## Set exercise
Return each line of the data below verbatim; pictures are to be left out.

## Excerpted records

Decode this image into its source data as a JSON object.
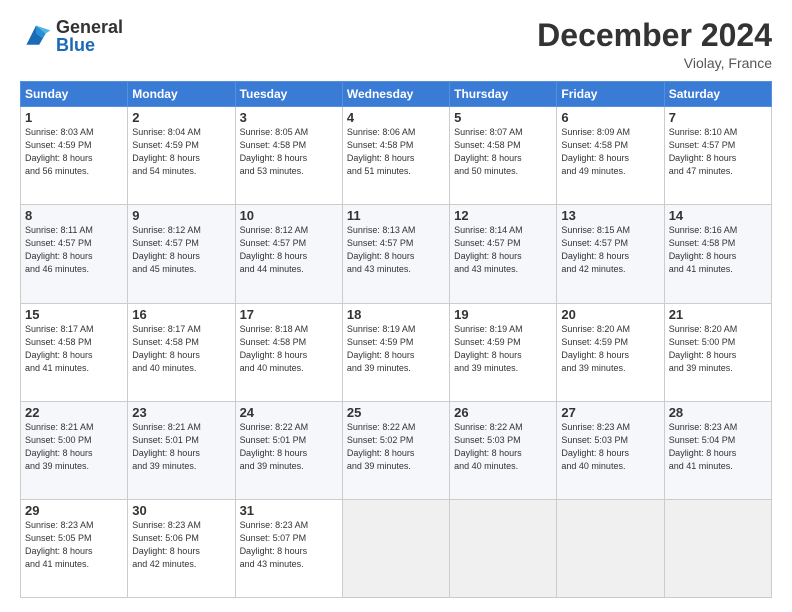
{
  "header": {
    "logo_general": "General",
    "logo_blue": "Blue",
    "month_title": "December 2024",
    "location": "Violay, France"
  },
  "days_of_week": [
    "Sunday",
    "Monday",
    "Tuesday",
    "Wednesday",
    "Thursday",
    "Friday",
    "Saturday"
  ],
  "weeks": [
    [
      {
        "day": "1",
        "info": "Sunrise: 8:03 AM\nSunset: 4:59 PM\nDaylight: 8 hours\nand 56 minutes."
      },
      {
        "day": "2",
        "info": "Sunrise: 8:04 AM\nSunset: 4:59 PM\nDaylight: 8 hours\nand 54 minutes."
      },
      {
        "day": "3",
        "info": "Sunrise: 8:05 AM\nSunset: 4:58 PM\nDaylight: 8 hours\nand 53 minutes."
      },
      {
        "day": "4",
        "info": "Sunrise: 8:06 AM\nSunset: 4:58 PM\nDaylight: 8 hours\nand 51 minutes."
      },
      {
        "day": "5",
        "info": "Sunrise: 8:07 AM\nSunset: 4:58 PM\nDaylight: 8 hours\nand 50 minutes."
      },
      {
        "day": "6",
        "info": "Sunrise: 8:09 AM\nSunset: 4:58 PM\nDaylight: 8 hours\nand 49 minutes."
      },
      {
        "day": "7",
        "info": "Sunrise: 8:10 AM\nSunset: 4:57 PM\nDaylight: 8 hours\nand 47 minutes."
      }
    ],
    [
      {
        "day": "8",
        "info": "Sunrise: 8:11 AM\nSunset: 4:57 PM\nDaylight: 8 hours\nand 46 minutes."
      },
      {
        "day": "9",
        "info": "Sunrise: 8:12 AM\nSunset: 4:57 PM\nDaylight: 8 hours\nand 45 minutes."
      },
      {
        "day": "10",
        "info": "Sunrise: 8:12 AM\nSunset: 4:57 PM\nDaylight: 8 hours\nand 44 minutes."
      },
      {
        "day": "11",
        "info": "Sunrise: 8:13 AM\nSunset: 4:57 PM\nDaylight: 8 hours\nand 43 minutes."
      },
      {
        "day": "12",
        "info": "Sunrise: 8:14 AM\nSunset: 4:57 PM\nDaylight: 8 hours\nand 43 minutes."
      },
      {
        "day": "13",
        "info": "Sunrise: 8:15 AM\nSunset: 4:57 PM\nDaylight: 8 hours\nand 42 minutes."
      },
      {
        "day": "14",
        "info": "Sunrise: 8:16 AM\nSunset: 4:58 PM\nDaylight: 8 hours\nand 41 minutes."
      }
    ],
    [
      {
        "day": "15",
        "info": "Sunrise: 8:17 AM\nSunset: 4:58 PM\nDaylight: 8 hours\nand 41 minutes."
      },
      {
        "day": "16",
        "info": "Sunrise: 8:17 AM\nSunset: 4:58 PM\nDaylight: 8 hours\nand 40 minutes."
      },
      {
        "day": "17",
        "info": "Sunrise: 8:18 AM\nSunset: 4:58 PM\nDaylight: 8 hours\nand 40 minutes."
      },
      {
        "day": "18",
        "info": "Sunrise: 8:19 AM\nSunset: 4:59 PM\nDaylight: 8 hours\nand 39 minutes."
      },
      {
        "day": "19",
        "info": "Sunrise: 8:19 AM\nSunset: 4:59 PM\nDaylight: 8 hours\nand 39 minutes."
      },
      {
        "day": "20",
        "info": "Sunrise: 8:20 AM\nSunset: 4:59 PM\nDaylight: 8 hours\nand 39 minutes."
      },
      {
        "day": "21",
        "info": "Sunrise: 8:20 AM\nSunset: 5:00 PM\nDaylight: 8 hours\nand 39 minutes."
      }
    ],
    [
      {
        "day": "22",
        "info": "Sunrise: 8:21 AM\nSunset: 5:00 PM\nDaylight: 8 hours\nand 39 minutes."
      },
      {
        "day": "23",
        "info": "Sunrise: 8:21 AM\nSunset: 5:01 PM\nDaylight: 8 hours\nand 39 minutes."
      },
      {
        "day": "24",
        "info": "Sunrise: 8:22 AM\nSunset: 5:01 PM\nDaylight: 8 hours\nand 39 minutes."
      },
      {
        "day": "25",
        "info": "Sunrise: 8:22 AM\nSunset: 5:02 PM\nDaylight: 8 hours\nand 39 minutes."
      },
      {
        "day": "26",
        "info": "Sunrise: 8:22 AM\nSunset: 5:03 PM\nDaylight: 8 hours\nand 40 minutes."
      },
      {
        "day": "27",
        "info": "Sunrise: 8:23 AM\nSunset: 5:03 PM\nDaylight: 8 hours\nand 40 minutes."
      },
      {
        "day": "28",
        "info": "Sunrise: 8:23 AM\nSunset: 5:04 PM\nDaylight: 8 hours\nand 41 minutes."
      }
    ],
    [
      {
        "day": "29",
        "info": "Sunrise: 8:23 AM\nSunset: 5:05 PM\nDaylight: 8 hours\nand 41 minutes."
      },
      {
        "day": "30",
        "info": "Sunrise: 8:23 AM\nSunset: 5:06 PM\nDaylight: 8 hours\nand 42 minutes."
      },
      {
        "day": "31",
        "info": "Sunrise: 8:23 AM\nSunset: 5:07 PM\nDaylight: 8 hours\nand 43 minutes."
      },
      {
        "day": "",
        "info": ""
      },
      {
        "day": "",
        "info": ""
      },
      {
        "day": "",
        "info": ""
      },
      {
        "day": "",
        "info": ""
      }
    ]
  ]
}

## Answer for this exercise
Decode this image into its source data as a JSON object.
{
  "header": {
    "logo_general": "General",
    "logo_blue": "Blue",
    "month_title": "December 2024",
    "location": "Violay, France"
  },
  "days_of_week": [
    "Sunday",
    "Monday",
    "Tuesday",
    "Wednesday",
    "Thursday",
    "Friday",
    "Saturday"
  ],
  "weeks": [
    [
      {
        "day": "1",
        "info": "Sunrise: 8:03 AM\nSunset: 4:59 PM\nDaylight: 8 hours\nand 56 minutes."
      },
      {
        "day": "2",
        "info": "Sunrise: 8:04 AM\nSunset: 4:59 PM\nDaylight: 8 hours\nand 54 minutes."
      },
      {
        "day": "3",
        "info": "Sunrise: 8:05 AM\nSunset: 4:58 PM\nDaylight: 8 hours\nand 53 minutes."
      },
      {
        "day": "4",
        "info": "Sunrise: 8:06 AM\nSunset: 4:58 PM\nDaylight: 8 hours\nand 51 minutes."
      },
      {
        "day": "5",
        "info": "Sunrise: 8:07 AM\nSunset: 4:58 PM\nDaylight: 8 hours\nand 50 minutes."
      },
      {
        "day": "6",
        "info": "Sunrise: 8:09 AM\nSunset: 4:58 PM\nDaylight: 8 hours\nand 49 minutes."
      },
      {
        "day": "7",
        "info": "Sunrise: 8:10 AM\nSunset: 4:57 PM\nDaylight: 8 hours\nand 47 minutes."
      }
    ],
    [
      {
        "day": "8",
        "info": "Sunrise: 8:11 AM\nSunset: 4:57 PM\nDaylight: 8 hours\nand 46 minutes."
      },
      {
        "day": "9",
        "info": "Sunrise: 8:12 AM\nSunset: 4:57 PM\nDaylight: 8 hours\nand 45 minutes."
      },
      {
        "day": "10",
        "info": "Sunrise: 8:12 AM\nSunset: 4:57 PM\nDaylight: 8 hours\nand 44 minutes."
      },
      {
        "day": "11",
        "info": "Sunrise: 8:13 AM\nSunset: 4:57 PM\nDaylight: 8 hours\nand 43 minutes."
      },
      {
        "day": "12",
        "info": "Sunrise: 8:14 AM\nSunset: 4:57 PM\nDaylight: 8 hours\nand 43 minutes."
      },
      {
        "day": "13",
        "info": "Sunrise: 8:15 AM\nSunset: 4:57 PM\nDaylight: 8 hours\nand 42 minutes."
      },
      {
        "day": "14",
        "info": "Sunrise: 8:16 AM\nSunset: 4:58 PM\nDaylight: 8 hours\nand 41 minutes."
      }
    ],
    [
      {
        "day": "15",
        "info": "Sunrise: 8:17 AM\nSunset: 4:58 PM\nDaylight: 8 hours\nand 41 minutes."
      },
      {
        "day": "16",
        "info": "Sunrise: 8:17 AM\nSunset: 4:58 PM\nDaylight: 8 hours\nand 40 minutes."
      },
      {
        "day": "17",
        "info": "Sunrise: 8:18 AM\nSunset: 4:58 PM\nDaylight: 8 hours\nand 40 minutes."
      },
      {
        "day": "18",
        "info": "Sunrise: 8:19 AM\nSunset: 4:59 PM\nDaylight: 8 hours\nand 39 minutes."
      },
      {
        "day": "19",
        "info": "Sunrise: 8:19 AM\nSunset: 4:59 PM\nDaylight: 8 hours\nand 39 minutes."
      },
      {
        "day": "20",
        "info": "Sunrise: 8:20 AM\nSunset: 4:59 PM\nDaylight: 8 hours\nand 39 minutes."
      },
      {
        "day": "21",
        "info": "Sunrise: 8:20 AM\nSunset: 5:00 PM\nDaylight: 8 hours\nand 39 minutes."
      }
    ],
    [
      {
        "day": "22",
        "info": "Sunrise: 8:21 AM\nSunset: 5:00 PM\nDaylight: 8 hours\nand 39 minutes."
      },
      {
        "day": "23",
        "info": "Sunrise: 8:21 AM\nSunset: 5:01 PM\nDaylight: 8 hours\nand 39 minutes."
      },
      {
        "day": "24",
        "info": "Sunrise: 8:22 AM\nSunset: 5:01 PM\nDaylight: 8 hours\nand 39 minutes."
      },
      {
        "day": "25",
        "info": "Sunrise: 8:22 AM\nSunset: 5:02 PM\nDaylight: 8 hours\nand 39 minutes."
      },
      {
        "day": "26",
        "info": "Sunrise: 8:22 AM\nSunset: 5:03 PM\nDaylight: 8 hours\nand 40 minutes."
      },
      {
        "day": "27",
        "info": "Sunrise: 8:23 AM\nSunset: 5:03 PM\nDaylight: 8 hours\nand 40 minutes."
      },
      {
        "day": "28",
        "info": "Sunrise: 8:23 AM\nSunset: 5:04 PM\nDaylight: 8 hours\nand 41 minutes."
      }
    ],
    [
      {
        "day": "29",
        "info": "Sunrise: 8:23 AM\nSunset: 5:05 PM\nDaylight: 8 hours\nand 41 minutes."
      },
      {
        "day": "30",
        "info": "Sunrise: 8:23 AM\nSunset: 5:06 PM\nDaylight: 8 hours\nand 42 minutes."
      },
      {
        "day": "31",
        "info": "Sunrise: 8:23 AM\nSunset: 5:07 PM\nDaylight: 8 hours\nand 43 minutes."
      },
      {
        "day": "",
        "info": ""
      },
      {
        "day": "",
        "info": ""
      },
      {
        "day": "",
        "info": ""
      },
      {
        "day": "",
        "info": ""
      }
    ]
  ]
}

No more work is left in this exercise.